§ **Task requirements**:
For the records below, give the count of lines holding the word "placeholder" and nothing more.

## begin Stored rows

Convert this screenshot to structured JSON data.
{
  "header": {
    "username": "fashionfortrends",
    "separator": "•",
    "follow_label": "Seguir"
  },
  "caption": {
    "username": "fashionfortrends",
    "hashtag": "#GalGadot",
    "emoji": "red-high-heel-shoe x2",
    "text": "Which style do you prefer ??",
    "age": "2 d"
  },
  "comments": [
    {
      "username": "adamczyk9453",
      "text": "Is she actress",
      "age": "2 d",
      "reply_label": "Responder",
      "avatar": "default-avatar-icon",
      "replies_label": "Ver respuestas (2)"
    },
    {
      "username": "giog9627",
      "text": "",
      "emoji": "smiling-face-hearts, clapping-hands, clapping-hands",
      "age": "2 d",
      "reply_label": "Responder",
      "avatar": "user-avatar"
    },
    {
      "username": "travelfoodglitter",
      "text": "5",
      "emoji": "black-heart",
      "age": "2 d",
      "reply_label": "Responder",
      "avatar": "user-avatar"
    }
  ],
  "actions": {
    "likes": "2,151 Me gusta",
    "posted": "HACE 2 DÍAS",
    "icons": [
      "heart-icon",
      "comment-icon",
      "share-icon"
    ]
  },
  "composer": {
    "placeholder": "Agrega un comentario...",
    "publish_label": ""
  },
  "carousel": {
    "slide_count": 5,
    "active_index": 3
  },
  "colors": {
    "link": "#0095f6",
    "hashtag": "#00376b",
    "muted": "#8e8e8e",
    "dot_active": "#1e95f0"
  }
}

## end Stored rows
## begin Stored rows

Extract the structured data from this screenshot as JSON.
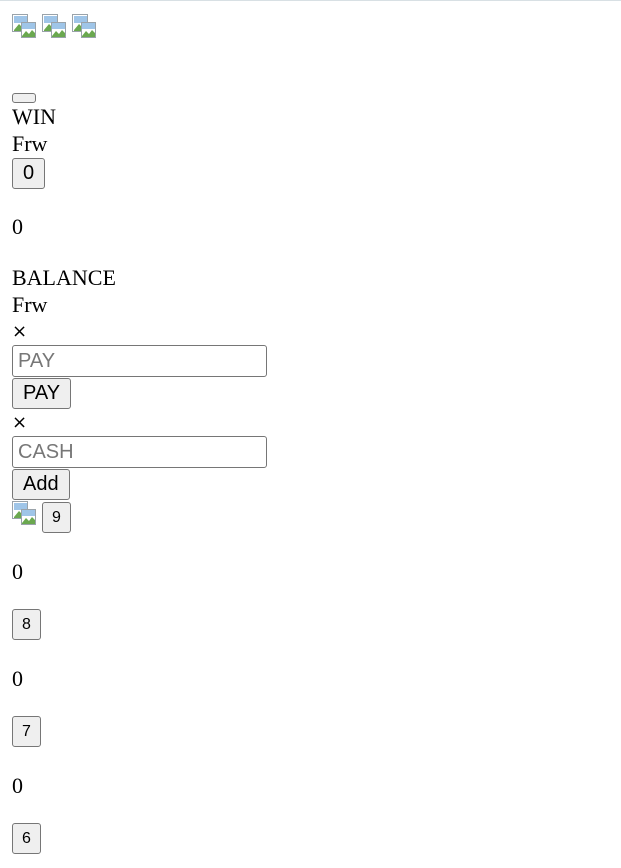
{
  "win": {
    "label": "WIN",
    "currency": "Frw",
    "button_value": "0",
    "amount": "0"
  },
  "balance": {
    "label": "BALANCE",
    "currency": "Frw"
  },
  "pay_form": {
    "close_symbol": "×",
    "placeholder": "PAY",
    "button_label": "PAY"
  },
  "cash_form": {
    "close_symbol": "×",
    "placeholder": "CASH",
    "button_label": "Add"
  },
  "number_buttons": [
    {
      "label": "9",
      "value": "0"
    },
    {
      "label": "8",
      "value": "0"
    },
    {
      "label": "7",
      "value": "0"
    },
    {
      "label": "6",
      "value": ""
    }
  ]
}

## end Stored rows

§ **Answer to the problem**:
3